### Exercise
Print every entry word for word, but omit the pictures.

### Task inputs
[start]

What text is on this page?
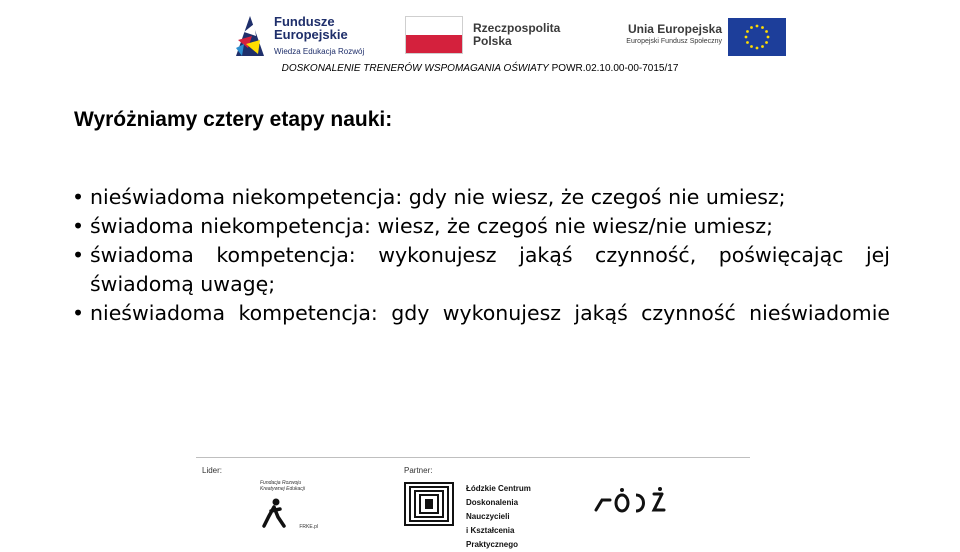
Fundusze
Europejskie
Wiedza Edukacja Rozwój
Rzeczpospolita
Polska
Unia Europejska
Europejski Fundusz Społeczny
DOSKONALENIE TRENERÓW WSPOMAGANIA OŚWIATY POWR.02.10.00-00-7015/17
Wyróżniamy cztery etapy nauki:
• nieświadoma niekompetencja: gdy nie wiesz, że czegoś nie umiesz;
• świadoma niekompetencja: wiesz, że czegoś nie wiesz/nie umiesz;
• świadoma kompetencja: wykonujesz jakąś czynność, poświęcając jej świadomą uwagę;
• nieświadoma kompetencja: gdy wykonujesz jakąś czynność nieświadomie
Lider:	Partner:
Fundacja Rozwoju
Kreatywnej Edukacji
FRKE.pl
Łódzkie Centrum
Doskonalenia Nauczycieli
i Kształcenia Praktycznego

[end]

### Result for this exercise
What text is on this page?
Fundusze
Europejskie
Wiedza Edukacja Rozwój
Rzeczpospolita
Polska
Unia Europejska
Europejski Fundusz Społeczny
DOSKONALENIE TRENERÓW WSPOMAGANIA OŚWIATY POWR.02.10.00-00-7015/17
Wyróżniamy cztery etapy nauki:
• nieświadoma niekompetencja: gdy nie wiesz, że czegoś nie umiesz;
• świadoma niekompetencja: wiesz, że czegoś nie wiesz/nie umiesz;
• świadoma kompetencja: wykonujesz jakąś czynność, poświęcając jej świadomą uwagę;
• nieświadoma kompetencja: gdy wykonujesz jakąś czynność nieświadomie
Lider:	Partner:
Fundacja Rozwoju
Kreatywnej Edukacji
FRKE.pl
Łódzkie Centrum
Doskonalenia Nauczycieli
i Kształcenia Praktycznego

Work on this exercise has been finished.